• SELECTED TEXT:
┌──
Dragon Lady

1 May 1960 is the anniversary of Francis Gary Powers being shot down somewhere over the Soviet Union in his U-2A  by what I call a SAM-2  and everyone else calls an S-75. I assumed the event took place earlier in the year and have to thank my regular engagements with Bryan Swopes’ blog for reminding me.   Funnily enough I mentioned the U-2 incident to my American History class last week.  Every so often I get close to an anniversary like this, but mostly it’s coincidence.   In March 2014 I happened to hit the 70th Anniversary of the “Great Escape” and subjected my class to a few minutes of Steve McQueen and Richard Attenborough.

The engine of the downed American Lockheed U-2

The engine of the downed American Lockheed U-2 plane piloted by Francis Gary Powers on view in Gorky Park. (RIA Novosti archive, image #35173 / Chernov / CC-BY-SA 3.0 via Wikimedia Commons)

I had a quick riffle through the pages of Wikipedia to find a Public Domain picture of an original U-2 and read briefly that another U-2 was shot down during the Cuban Missile Crisis.   I didn’t managed to teach that part and will have to look it up.   I will also have refresh myself on the clandestine overflights that were carried out by Canberras and RB-45s flown by RAF aircrews (and the RB-45s had RAF markings) a few years previously.

Lockheed U-2A

Lockheed U-2A at the National Museum of the US Air Force

Many years ago I saw a TR-2 (I think it was)  derivative of the U-2 climbing out of RAF Alconbury  and watched as best I could while I was driving down the M11 Motorway at the time. I believe I did see the NMUSAF example (basking in the sun in the picture above)  at Dayton some years ago.   I’m looking forward to going again sometime soon.

The Soviet airliner that bombed Japan

The Soviet airliner that bombed Japan

In a very old article in the Kent (or Medway) Evening Post, It was reported  that someone’s garden shed  consisted of a fuselage section from an early operational variant of a  Short Stirling, which had actually participated on several bombing raids on Germany before meeting some unspecified end.  If I find the cutting again I’ll try and track down the date, the serial number of the Stirling  and its operational record.  The recovery of the shed was reported under the headline “It’s the shed that bombed Germany”
└──
• STATED EXERCISE 1:
Rewrite the part of the U-2 blog post starting at "I had a quick" and ending at "again sometime soon.", with "Dayton" replaced by "Wright-Patterson".

• SUPPLIED MATERIAL:
┌──
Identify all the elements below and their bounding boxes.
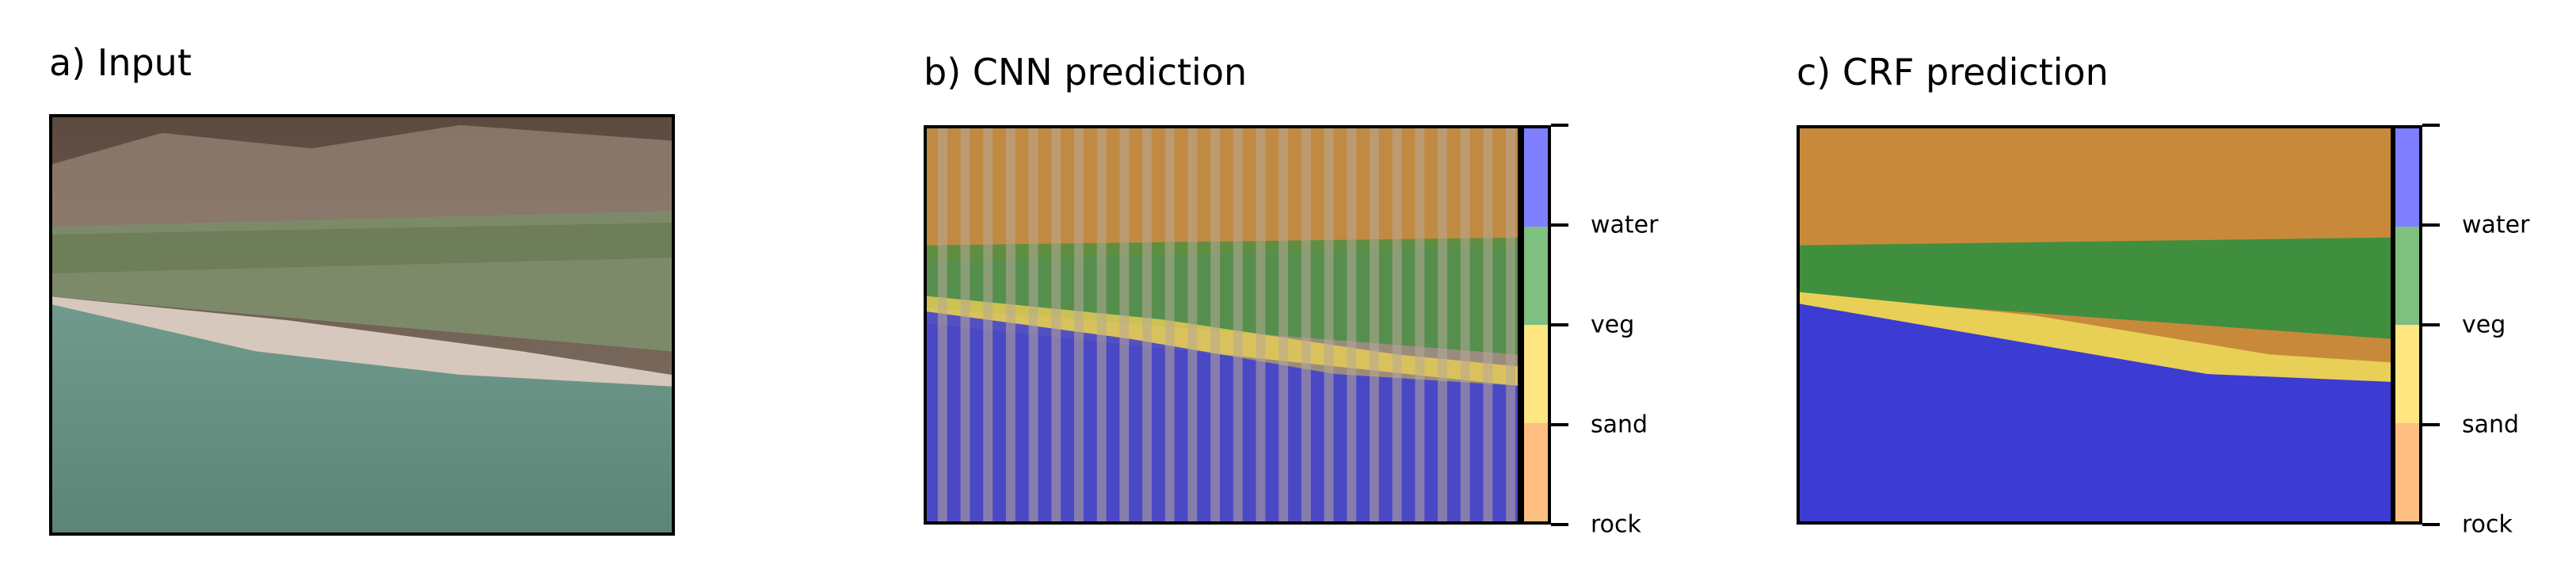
cnn-colorbar — [1521, 125, 1551, 525]
cnn-stripe — [1005, 128, 1016, 521]
cnn-colorbar-rock — [1524, 423, 1548, 521]
crf-tick-label-water: water — [2462, 211, 2530, 239]
input-photo — [49, 114, 675, 536]
cnn-stripe — [1051, 128, 1061, 521]
cnn-colorbar-sand — [1524, 325, 1548, 423]
cnn-colorbar-tick — [1551, 223, 1568, 227]
cnn-colorbar-tick — [1551, 523, 1568, 526]
crf-colorbar-tick — [2422, 124, 2440, 127]
cnn-stripe — [1028, 128, 1038, 521]
crf-tick-label-sand: sand — [2462, 410, 2520, 439]
cnn-stripe — [1096, 128, 1107, 521]
cnn-stripe — [1142, 128, 1152, 521]
crf-colorbar — [2392, 125, 2422, 525]
crf-colorbar-tick — [2422, 323, 2440, 326]
cnn-stripe — [1301, 128, 1311, 521]
cnn-stripe — [1392, 128, 1402, 521]
cnn-stripe — [937, 128, 947, 521]
crf-colorbar-water — [2395, 128, 2419, 227]
cnn-stripe — [1370, 128, 1379, 521]
cnn-colorbar-water — [1524, 128, 1548, 227]
cnn-colorbar-veg — [1524, 227, 1548, 325]
cnn-colorbar-tick — [1551, 423, 1568, 426]
crf-colorbar-tick — [2422, 523, 2440, 526]
cnn-colorbar-tick — [1551, 124, 1568, 127]
cnn-stripe — [1438, 128, 1447, 521]
crf-colorbar-tick — [2422, 223, 2440, 227]
cnn-stripe — [1233, 128, 1243, 521]
cnn-stripe — [1415, 128, 1425, 521]
cnn-stripe — [1187, 128, 1198, 521]
cnn-tick-label-water: water — [1591, 211, 1659, 239]
cnn-tick-label-veg: veg — [1591, 311, 1635, 339]
crf-colorbar-veg — [2395, 227, 2419, 325]
crf-colorbar-rock — [2395, 423, 2419, 521]
cnn-stripe — [1164, 128, 1175, 521]
cnn-prediction-map — [924, 125, 1521, 525]
crf-colorbar-sand — [2395, 325, 2419, 423]
cnn-stripe — [1256, 128, 1266, 521]
cnn-colorbar-tick — [1551, 323, 1568, 326]
cnn-stripe — [1506, 128, 1516, 521]
cnn-stripe — [1278, 128, 1289, 521]
crf-prediction-map — [1797, 125, 2394, 525]
cnn-stripe — [983, 128, 993, 521]
crf-sand-region — [1800, 292, 2391, 386]
cnn-stripe — [1347, 128, 1357, 521]
cnn-tick-label-sand: sand — [1591, 410, 1648, 439]
cnn-stripe — [1119, 128, 1130, 521]
cnn-stripe — [1324, 128, 1334, 521]
crf-tick-label-rock: rock — [2462, 510, 2513, 539]
crf-tick-label-veg: veg — [2462, 311, 2506, 339]
panel-c-title: c) CRF prediction — [1797, 51, 2109, 94]
panel-a-title: a) Input — [49, 41, 192, 84]
cnn-stripe — [1483, 128, 1493, 521]
crf-colorbar-tick — [2422, 423, 2440, 426]
cnn-stripe — [1460, 128, 1470, 521]
cnn-stripe — [1074, 128, 1084, 521]
crf-water-region — [1800, 303, 2391, 521]
crf-veg-region — [1800, 237, 2391, 339]
cnn-stripe — [1210, 128, 1221, 521]
cnn-stripe — [960, 128, 970, 521]
panel-b-title: b) CNN prediction — [924, 51, 1248, 94]
cnn-tick-label-rock: rock — [1591, 510, 1641, 539]
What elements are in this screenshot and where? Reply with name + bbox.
└──
• STATED EXERCISE 2:
Repeat the rows exactly, starting at the row containing "cnn-colorbar — [1521, 125, 1551, 525]" and ending at the row containing "cnn-stripe — [1392, 128, 1402, 521]", including both of those rows.

• WORKED ANSWER 1:
I had a quick riffle through the pages of Wikipedia to find a Public Domain picture of an original U-2 and read briefly that another U-2 was shot down during the Cuban Missile Crisis.   I didn’t managed to teach that part and will have to look it up.   I will also have refresh myself on the clandestine overflights that were carried out by Canberras and RB-45s flown by RAF aircrews (and the RB-45s had RAF markings) a few years previously.

Lockheed U-2A

Lockheed U-2A at the National Museum of the US Air Force

Many years ago I saw a TR-2 (I think it was)  derivative of the U-2 climbing out of RAF Alconbury  and watched as best I could while I was driving down the M11 Motorway at the time. I believe I did see the NMUSAF example (basking in the sun in the picture above)  at Wright-Patterson some years ago.   I’m looking forward to going again sometime soon.

• WORKED ANSWER 2:
cnn-colorbar — [1521, 125, 1551, 525]
cnn-stripe — [1005, 128, 1016, 521]
cnn-colorbar-rock — [1524, 423, 1548, 521]
crf-tick-label-water: water — [2462, 211, 2530, 239]
input-photo — [49, 114, 675, 536]
cnn-stripe — [1051, 128, 1061, 521]
cnn-colorbar-sand — [1524, 325, 1548, 423]
cnn-colorbar-tick — [1551, 223, 1568, 227]
cnn-colorbar-tick — [1551, 523, 1568, 526]
crf-colorbar-tick — [2422, 124, 2440, 127]
cnn-stripe — [1028, 128, 1038, 521]
crf-tick-label-sand: sand — [2462, 410, 2520, 439]
cnn-stripe — [1096, 128, 1107, 521]
cnn-stripe — [1142, 128, 1152, 521]
crf-colorbar — [2392, 125, 2422, 525]
crf-colorbar-tick — [2422, 323, 2440, 326]
cnn-stripe — [1301, 128, 1311, 521]
cnn-stripe — [1392, 128, 1402, 521]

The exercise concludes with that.